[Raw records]

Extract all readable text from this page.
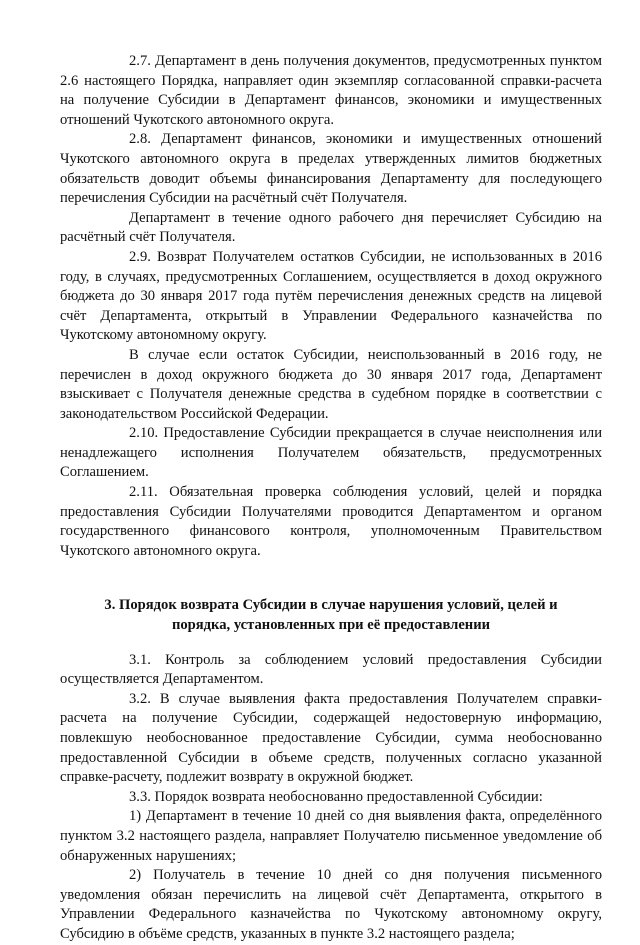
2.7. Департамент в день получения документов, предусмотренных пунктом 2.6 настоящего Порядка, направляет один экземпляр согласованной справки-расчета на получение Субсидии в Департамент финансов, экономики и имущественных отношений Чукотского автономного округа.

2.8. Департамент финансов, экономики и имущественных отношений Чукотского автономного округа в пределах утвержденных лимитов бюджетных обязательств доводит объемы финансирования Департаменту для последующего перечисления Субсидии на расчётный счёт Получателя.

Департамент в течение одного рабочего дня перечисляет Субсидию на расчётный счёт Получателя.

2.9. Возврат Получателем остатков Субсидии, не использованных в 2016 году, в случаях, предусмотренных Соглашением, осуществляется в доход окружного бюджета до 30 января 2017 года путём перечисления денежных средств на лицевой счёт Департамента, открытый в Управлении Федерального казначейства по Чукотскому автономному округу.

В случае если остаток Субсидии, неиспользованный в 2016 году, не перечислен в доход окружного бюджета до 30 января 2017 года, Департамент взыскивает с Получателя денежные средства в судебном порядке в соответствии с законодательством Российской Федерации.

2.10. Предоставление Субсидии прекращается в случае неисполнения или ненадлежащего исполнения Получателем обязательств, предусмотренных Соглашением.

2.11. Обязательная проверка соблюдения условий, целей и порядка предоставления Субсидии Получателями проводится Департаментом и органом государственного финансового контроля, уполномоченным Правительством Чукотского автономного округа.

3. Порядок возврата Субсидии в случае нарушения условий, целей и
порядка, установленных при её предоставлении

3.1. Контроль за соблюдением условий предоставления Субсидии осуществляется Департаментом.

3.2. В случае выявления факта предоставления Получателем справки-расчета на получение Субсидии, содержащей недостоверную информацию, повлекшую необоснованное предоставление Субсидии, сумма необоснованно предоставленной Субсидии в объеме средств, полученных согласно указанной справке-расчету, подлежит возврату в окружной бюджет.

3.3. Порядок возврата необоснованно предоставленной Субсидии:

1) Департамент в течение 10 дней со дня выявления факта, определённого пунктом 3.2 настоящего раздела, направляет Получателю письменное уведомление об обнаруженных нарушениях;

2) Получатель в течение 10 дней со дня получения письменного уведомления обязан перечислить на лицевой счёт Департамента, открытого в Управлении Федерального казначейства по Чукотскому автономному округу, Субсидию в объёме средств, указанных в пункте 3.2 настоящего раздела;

**Exercise details**
Reproduce every line precisely as given, omitting all pictures.

**Answer in full**
Extract all readable text from this page.
2.7. Департамент в день получения документов, предусмотренных пунктом 2.6 настоящего Порядка, направляет один экземпляр согласованной справки-расчета на получение Субсидии в Департамент финансов, экономики и имущественных отношений Чукотского автономного округа.

2.8. Департамент финансов, экономики и имущественных отношений Чукотского автономного округа в пределах утвержденных лимитов бюджетных обязательств доводит объемы финансирования Департаменту для последующего перечисления Субсидии на расчётный счёт Получателя.

Департамент в течение одного рабочего дня перечисляет Субсидию на расчётный счёт Получателя.

2.9. Возврат Получателем остатков Субсидии, не использованных в 2016 году, в случаях, предусмотренных Соглашением, осуществляется в доход окружного бюджета до 30 января 2017 года путём перечисления денежных средств на лицевой счёт Департамента, открытый в Управлении Федерального казначейства по Чукотскому автономному округу.

В случае если остаток Субсидии, неиспользованный в 2016 году, не перечислен в доход окружного бюджета до 30 января 2017 года, Департамент взыскивает с Получателя денежные средства в судебном порядке в соответствии с законодательством Российской Федерации.

2.10. Предоставление Субсидии прекращается в случае неисполнения или ненадлежащего исполнения Получателем обязательств, предусмотренных Соглашением.

2.11. Обязательная проверка соблюдения условий, целей и порядка предоставления Субсидии Получателями проводится Департаментом и органом государственного финансового контроля, уполномоченным Правительством Чукотского автономного округа.

3. Порядок возврата Субсидии в случае нарушения условий, целей и
порядка, установленных при её предоставлении

3.1. Контроль за соблюдением условий предоставления Субсидии осуществляется Департаментом.

3.2. В случае выявления факта предоставления Получателем справки-расчета на получение Субсидии, содержащей недостоверную информацию, повлекшую необоснованное предоставление Субсидии, сумма необоснованно предоставленной Субсидии в объеме средств, полученных согласно указанной справке-расчету, подлежит возврату в окружной бюджет.

3.3. Порядок возврата необоснованно предоставленной Субсидии:

1) Департамент в течение 10 дней со дня выявления факта, определённого пунктом 3.2 настоящего раздела, направляет Получателю письменное уведомление об обнаруженных нарушениях;

2) Получатель в течение 10 дней со дня получения письменного уведомления обязан перечислить на лицевой счёт Департамента, открытого в Управлении Федерального казначейства по Чукотскому автономному округу, Субсидию в объёме средств, указанных в пункте 3.2 настоящего раздела;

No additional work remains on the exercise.